SHORT PROBLEM —
Return all of the entries exactly as written.
* START *
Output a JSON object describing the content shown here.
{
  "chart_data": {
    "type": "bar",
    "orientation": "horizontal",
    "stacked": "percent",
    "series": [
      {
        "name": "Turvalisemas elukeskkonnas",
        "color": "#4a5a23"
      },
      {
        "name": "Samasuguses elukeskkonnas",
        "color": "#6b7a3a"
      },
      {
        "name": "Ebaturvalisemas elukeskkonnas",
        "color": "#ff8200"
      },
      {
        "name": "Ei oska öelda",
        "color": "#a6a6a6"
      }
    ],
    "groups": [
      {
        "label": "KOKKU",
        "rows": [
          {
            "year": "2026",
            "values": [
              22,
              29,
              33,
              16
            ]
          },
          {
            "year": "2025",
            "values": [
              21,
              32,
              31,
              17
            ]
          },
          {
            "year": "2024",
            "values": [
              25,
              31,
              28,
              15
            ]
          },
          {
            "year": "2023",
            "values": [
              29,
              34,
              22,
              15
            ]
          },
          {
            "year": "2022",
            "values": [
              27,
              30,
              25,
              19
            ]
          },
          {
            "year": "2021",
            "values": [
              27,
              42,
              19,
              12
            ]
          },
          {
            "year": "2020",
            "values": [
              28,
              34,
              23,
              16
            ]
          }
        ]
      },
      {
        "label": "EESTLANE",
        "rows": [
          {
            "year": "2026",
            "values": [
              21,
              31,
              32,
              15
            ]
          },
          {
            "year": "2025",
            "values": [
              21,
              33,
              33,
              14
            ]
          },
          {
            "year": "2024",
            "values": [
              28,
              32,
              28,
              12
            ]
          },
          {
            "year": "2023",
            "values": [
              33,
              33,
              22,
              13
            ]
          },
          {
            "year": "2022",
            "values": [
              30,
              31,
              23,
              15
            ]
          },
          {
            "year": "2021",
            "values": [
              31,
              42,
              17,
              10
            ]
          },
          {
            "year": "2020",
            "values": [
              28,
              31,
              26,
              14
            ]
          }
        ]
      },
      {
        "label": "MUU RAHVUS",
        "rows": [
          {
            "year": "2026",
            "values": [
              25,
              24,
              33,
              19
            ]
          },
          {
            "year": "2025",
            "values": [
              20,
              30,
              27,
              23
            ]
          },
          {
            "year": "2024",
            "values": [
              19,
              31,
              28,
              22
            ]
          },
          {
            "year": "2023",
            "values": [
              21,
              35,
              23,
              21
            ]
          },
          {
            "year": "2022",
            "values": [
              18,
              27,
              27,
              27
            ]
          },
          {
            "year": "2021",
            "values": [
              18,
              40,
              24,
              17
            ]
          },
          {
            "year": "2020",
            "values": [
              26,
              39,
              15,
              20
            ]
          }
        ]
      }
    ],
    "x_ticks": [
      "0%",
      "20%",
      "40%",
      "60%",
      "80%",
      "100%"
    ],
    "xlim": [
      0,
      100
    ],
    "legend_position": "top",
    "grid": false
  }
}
* END *
WRITTEN SOLUTION —
Output a JSON object describing the content shown here.
{
  "chart_data": {
    "type": "bar",
    "orientation": "horizontal",
    "stacked": "percent",
    "series": [
      {
        "name": "Turvalisemas elukeskkonnas",
        "color": "#4a5a23"
      },
      {
        "name": "Samasuguses elukeskkonnas",
        "color": "#6b7a3a"
      },
      {
        "name": "Ebaturvalisemas elukeskkonnas",
        "color": "#ff8200"
      },
      {
        "name": "Ei oska öelda",
        "color": "#a6a6a6"
      }
    ],
    "groups": [
      {
        "label": "KOKKU",
        "rows": [
          {
            "year": "2026",
            "values": [
              22,
              29,
              33,
              16
            ]
          },
          {
            "year": "2025",
            "values": [
              21,
              32,
              31,
              17
            ]
          },
          {
            "year": "2024",
            "values": [
              25,
              31,
              28,
              15
            ]
          },
          {
            "year": "2023",
            "values": [
              29,
              34,
              22,
              15
            ]
          },
          {
            "year": "2022",
            "values": [
              27,
              30,
              25,
              19
            ]
          },
          {
            "year": "2021",
            "values": [
              27,
              42,
              19,
              12
            ]
          },
          {
            "year": "2020",
            "values": [
              28,
              34,
              23,
              16
            ]
          }
        ]
      },
      {
        "label": "EESTLANE",
        "rows": [
          {
            "year": "2026",
            "values": [
              21,
              31,
              32,
              15
            ]
          },
          {
            "year": "2025",
            "values": [
              21,
              33,
              33,
              14
            ]
          },
          {
            "year": "2024",
            "values": [
              28,
              32,
              28,
              12
            ]
          },
          {
            "year": "2023",
            "values": [
              33,
              33,
              22,
              13
            ]
          },
          {
            "year": "2022",
            "values": [
              30,
              31,
              23,
              15
            ]
          },
          {
            "year": "2021",
            "values": [
              31,
              42,
              17,
              10
            ]
          },
          {
            "year": "2020",
            "values": [
              28,
              31,
              26,
              14
            ]
          }
        ]
      },
      {
        "label": "MUU RAHVUS",
        "rows": [
          {
            "year": "2026",
            "values": [
              25,
              24,
              33,
              19
            ]
          },
          {
            "year": "2025",
            "values": [
              20,
              30,
              27,
              23
            ]
          },
          {
            "year": "2024",
            "values": [
              19,
              31,
              28,
              22
            ]
          },
          {
            "year": "2023",
            "values": [
              21,
              35,
              23,
              21
            ]
          },
          {
            "year": "2022",
            "values": [
              18,
              27,
              27,
              27
            ]
          },
          {
            "year": "2021",
            "values": [
              18,
              40,
              24,
              17
            ]
          },
          {
            "year": "2020",
            "values": [
              26,
              39,
              15,
              20
            ]
          }
        ]
      }
    ],
    "x_ticks": [
      "0%",
      "20%",
      "40%",
      "60%",
      "80%",
      "100%"
    ],
    "xlim": [
      0,
      100
    ],
    "legend_position": "top",
    "grid": false
  }
}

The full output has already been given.